> Stated task: Every line of the data must be copied exactly.

> Saved data entries:
"""
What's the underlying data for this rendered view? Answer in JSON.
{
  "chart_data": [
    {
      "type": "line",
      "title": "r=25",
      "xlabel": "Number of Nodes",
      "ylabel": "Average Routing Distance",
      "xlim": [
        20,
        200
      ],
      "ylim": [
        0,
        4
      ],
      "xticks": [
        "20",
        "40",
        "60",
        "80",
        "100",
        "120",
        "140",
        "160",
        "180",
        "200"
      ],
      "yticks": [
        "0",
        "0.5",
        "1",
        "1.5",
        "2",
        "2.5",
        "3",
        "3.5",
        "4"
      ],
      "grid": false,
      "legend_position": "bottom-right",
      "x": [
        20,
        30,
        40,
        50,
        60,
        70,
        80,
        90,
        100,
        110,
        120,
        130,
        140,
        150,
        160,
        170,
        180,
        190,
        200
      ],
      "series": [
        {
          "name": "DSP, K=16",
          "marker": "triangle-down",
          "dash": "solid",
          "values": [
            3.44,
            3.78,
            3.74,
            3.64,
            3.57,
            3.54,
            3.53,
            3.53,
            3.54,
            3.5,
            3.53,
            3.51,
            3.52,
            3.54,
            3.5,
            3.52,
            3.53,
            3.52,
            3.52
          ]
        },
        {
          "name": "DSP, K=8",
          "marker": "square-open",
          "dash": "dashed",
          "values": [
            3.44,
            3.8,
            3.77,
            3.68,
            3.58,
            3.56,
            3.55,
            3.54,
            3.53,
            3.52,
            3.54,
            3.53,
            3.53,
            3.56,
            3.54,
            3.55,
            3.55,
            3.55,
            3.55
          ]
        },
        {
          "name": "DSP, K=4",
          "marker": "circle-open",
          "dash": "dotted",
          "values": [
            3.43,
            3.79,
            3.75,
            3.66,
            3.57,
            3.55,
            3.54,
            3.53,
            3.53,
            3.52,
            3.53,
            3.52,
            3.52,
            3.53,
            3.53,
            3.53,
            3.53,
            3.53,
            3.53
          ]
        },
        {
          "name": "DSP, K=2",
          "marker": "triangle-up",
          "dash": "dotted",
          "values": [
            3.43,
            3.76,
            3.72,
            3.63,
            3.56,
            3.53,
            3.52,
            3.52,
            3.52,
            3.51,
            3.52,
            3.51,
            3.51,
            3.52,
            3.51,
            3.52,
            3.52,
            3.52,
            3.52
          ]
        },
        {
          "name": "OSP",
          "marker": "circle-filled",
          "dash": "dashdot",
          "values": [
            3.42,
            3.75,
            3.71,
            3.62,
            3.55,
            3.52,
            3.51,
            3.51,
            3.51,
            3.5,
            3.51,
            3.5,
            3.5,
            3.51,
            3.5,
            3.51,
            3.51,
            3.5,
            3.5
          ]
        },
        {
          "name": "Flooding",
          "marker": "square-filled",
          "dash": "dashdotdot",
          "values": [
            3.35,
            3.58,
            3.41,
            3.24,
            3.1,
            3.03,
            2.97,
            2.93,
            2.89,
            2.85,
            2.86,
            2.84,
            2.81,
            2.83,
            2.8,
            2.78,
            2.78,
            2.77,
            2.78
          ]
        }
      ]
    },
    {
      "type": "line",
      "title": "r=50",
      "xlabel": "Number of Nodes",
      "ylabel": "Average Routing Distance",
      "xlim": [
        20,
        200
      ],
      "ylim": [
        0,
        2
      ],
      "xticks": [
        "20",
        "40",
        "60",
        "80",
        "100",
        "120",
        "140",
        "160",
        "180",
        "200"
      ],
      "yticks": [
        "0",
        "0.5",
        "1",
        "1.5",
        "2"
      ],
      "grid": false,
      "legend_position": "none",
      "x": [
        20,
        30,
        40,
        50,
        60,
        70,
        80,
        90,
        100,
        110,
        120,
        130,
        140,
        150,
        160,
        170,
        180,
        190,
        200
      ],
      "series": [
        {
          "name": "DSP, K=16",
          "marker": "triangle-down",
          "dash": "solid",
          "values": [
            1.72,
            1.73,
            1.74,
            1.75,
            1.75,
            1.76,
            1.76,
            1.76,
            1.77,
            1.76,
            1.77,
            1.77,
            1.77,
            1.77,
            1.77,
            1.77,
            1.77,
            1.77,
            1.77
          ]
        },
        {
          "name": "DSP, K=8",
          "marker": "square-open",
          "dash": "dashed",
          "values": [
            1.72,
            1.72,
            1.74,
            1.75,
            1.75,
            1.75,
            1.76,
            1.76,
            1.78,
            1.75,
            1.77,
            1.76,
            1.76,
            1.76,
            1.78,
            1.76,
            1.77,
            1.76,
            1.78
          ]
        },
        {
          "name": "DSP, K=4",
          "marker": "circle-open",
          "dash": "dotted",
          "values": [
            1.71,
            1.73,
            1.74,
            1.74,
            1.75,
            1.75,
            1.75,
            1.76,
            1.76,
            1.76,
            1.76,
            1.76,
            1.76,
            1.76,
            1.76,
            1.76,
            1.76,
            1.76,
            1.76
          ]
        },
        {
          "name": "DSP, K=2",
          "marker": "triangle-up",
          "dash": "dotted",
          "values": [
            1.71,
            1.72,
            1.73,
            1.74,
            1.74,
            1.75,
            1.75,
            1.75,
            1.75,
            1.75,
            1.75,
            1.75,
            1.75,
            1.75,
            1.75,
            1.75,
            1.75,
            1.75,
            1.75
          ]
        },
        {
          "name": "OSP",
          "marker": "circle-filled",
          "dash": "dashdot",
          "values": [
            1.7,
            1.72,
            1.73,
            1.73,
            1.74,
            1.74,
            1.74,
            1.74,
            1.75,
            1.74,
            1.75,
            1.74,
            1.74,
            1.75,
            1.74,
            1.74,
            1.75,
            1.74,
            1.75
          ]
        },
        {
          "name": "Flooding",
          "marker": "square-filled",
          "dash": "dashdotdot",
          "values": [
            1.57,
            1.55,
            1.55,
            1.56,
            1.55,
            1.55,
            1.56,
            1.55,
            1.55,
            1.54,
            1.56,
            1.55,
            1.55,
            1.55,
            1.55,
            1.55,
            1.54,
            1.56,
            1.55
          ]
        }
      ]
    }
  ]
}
"""
> Solution for this exercise:
What's the underlying data for this rendered view? Answer in JSON.
{
  "chart_data": [
    {
      "type": "line",
      "title": "r=25",
      "xlabel": "Number of Nodes",
      "ylabel": "Average Routing Distance",
      "xlim": [
        20,
        200
      ],
      "ylim": [
        0,
        4
      ],
      "xticks": [
        "20",
        "40",
        "60",
        "80",
        "100",
        "120",
        "140",
        "160",
        "180",
        "200"
      ],
      "yticks": [
        "0",
        "0.5",
        "1",
        "1.5",
        "2",
        "2.5",
        "3",
        "3.5",
        "4"
      ],
      "grid": false,
      "legend_position": "bottom-right",
      "x": [
        20,
        30,
        40,
        50,
        60,
        70,
        80,
        90,
        100,
        110,
        120,
        130,
        140,
        150,
        160,
        170,
        180,
        190,
        200
      ],
      "series": [
        {
          "name": "DSP, K=16",
          "marker": "triangle-down",
          "dash": "solid",
          "values": [
            3.44,
            3.78,
            3.74,
            3.64,
            3.57,
            3.54,
            3.53,
            3.53,
            3.54,
            3.5,
            3.53,
            3.51,
            3.52,
            3.54,
            3.5,
            3.52,
            3.53,
            3.52,
            3.52
          ]
        },
        {
          "name": "DSP, K=8",
          "marker": "square-open",
          "dash": "dashed",
          "values": [
            3.44,
            3.8,
            3.77,
            3.68,
            3.58,
            3.56,
            3.55,
            3.54,
            3.53,
            3.52,
            3.54,
            3.53,
            3.53,
            3.56,
            3.54,
            3.55,
            3.55,
            3.55,
            3.55
          ]
        },
        {
          "name": "DSP, K=4",
          "marker": "circle-open",
          "dash": "dotted",
          "values": [
            3.43,
            3.79,
            3.75,
            3.66,
            3.57,
            3.55,
            3.54,
            3.53,
            3.53,
            3.52,
            3.53,
            3.52,
            3.52,
            3.53,
            3.53,
            3.53,
            3.53,
            3.53,
            3.53
          ]
        },
        {
          "name": "DSP, K=2",
          "marker": "triangle-up",
          "dash": "dotted",
          "values": [
            3.43,
            3.76,
            3.72,
            3.63,
            3.56,
            3.53,
            3.52,
            3.52,
            3.52,
            3.51,
            3.52,
            3.51,
            3.51,
            3.52,
            3.51,
            3.52,
            3.52,
            3.52,
            3.52
          ]
        },
        {
          "name": "OSP",
          "marker": "circle-filled",
          "dash": "dashdot",
          "values": [
            3.42,
            3.75,
            3.71,
            3.62,
            3.55,
            3.52,
            3.51,
            3.51,
            3.51,
            3.5,
            3.51,
            3.5,
            3.5,
            3.51,
            3.5,
            3.51,
            3.51,
            3.5,
            3.5
          ]
        },
        {
          "name": "Flooding",
          "marker": "square-filled",
          "dash": "dashdotdot",
          "values": [
            3.35,
            3.58,
            3.41,
            3.24,
            3.1,
            3.03,
            2.97,
            2.93,
            2.89,
            2.85,
            2.86,
            2.84,
            2.81,
            2.83,
            2.8,
            2.78,
            2.78,
            2.77,
            2.78
          ]
        }
      ]
    },
    {
      "type": "line",
      "title": "r=50",
      "xlabel": "Number of Nodes",
      "ylabel": "Average Routing Distance",
      "xlim": [
        20,
        200
      ],
      "ylim": [
        0,
        2
      ],
      "xticks": [
        "20",
        "40",
        "60",
        "80",
        "100",
        "120",
        "140",
        "160",
        "180",
        "200"
      ],
      "yticks": [
        "0",
        "0.5",
        "1",
        "1.5",
        "2"
      ],
      "grid": false,
      "legend_position": "none",
      "x": [
        20,
        30,
        40,
        50,
        60,
        70,
        80,
        90,
        100,
        110,
        120,
        130,
        140,
        150,
        160,
        170,
        180,
        190,
        200
      ],
      "series": [
        {
          "name": "DSP, K=16",
          "marker": "triangle-down",
          "dash": "solid",
          "values": [
            1.72,
            1.73,
            1.74,
            1.75,
            1.75,
            1.76,
            1.76,
            1.76,
            1.77,
            1.76,
            1.77,
            1.77,
            1.77,
            1.77,
            1.77,
            1.77,
            1.77,
            1.77,
            1.77
          ]
        },
        {
          "name": "DSP, K=8",
          "marker": "square-open",
          "dash": "dashed",
          "values": [
            1.72,
            1.72,
            1.74,
            1.75,
            1.75,
            1.75,
            1.76,
            1.76,
            1.78,
            1.75,
            1.77,
            1.76,
            1.76,
            1.76,
            1.78,
            1.76,
            1.77,
            1.76,
            1.78
          ]
        },
        {
          "name": "DSP, K=4",
          "marker": "circle-open",
          "dash": "dotted",
          "values": [
            1.71,
            1.73,
            1.74,
            1.74,
            1.75,
            1.75,
            1.75,
            1.76,
            1.76,
            1.76,
            1.76,
            1.76,
            1.76,
            1.76,
            1.76,
            1.76,
            1.76,
            1.76,
            1.76
          ]
        },
        {
          "name": "DSP, K=2",
          "marker": "triangle-up",
          "dash": "dotted",
          "values": [
            1.71,
            1.72,
            1.73,
            1.74,
            1.74,
            1.75,
            1.75,
            1.75,
            1.75,
            1.75,
            1.75,
            1.75,
            1.75,
            1.75,
            1.75,
            1.75,
            1.75,
            1.75,
            1.75
          ]
        },
        {
          "name": "OSP",
          "marker": "circle-filled",
          "dash": "dashdot",
          "values": [
            1.7,
            1.72,
            1.73,
            1.73,
            1.74,
            1.74,
            1.74,
            1.74,
            1.75,
            1.74,
            1.75,
            1.74,
            1.74,
            1.75,
            1.74,
            1.74,
            1.75,
            1.74,
            1.75
          ]
        },
        {
          "name": "Flooding",
          "marker": "square-filled",
          "dash": "dashdotdot",
          "values": [
            1.57,
            1.55,
            1.55,
            1.56,
            1.55,
            1.55,
            1.56,
            1.55,
            1.55,
            1.54,
            1.56,
            1.55,
            1.55,
            1.55,
            1.55,
            1.55,
            1.54,
            1.56,
            1.55
          ]
        }
      ]
    }
  ]
}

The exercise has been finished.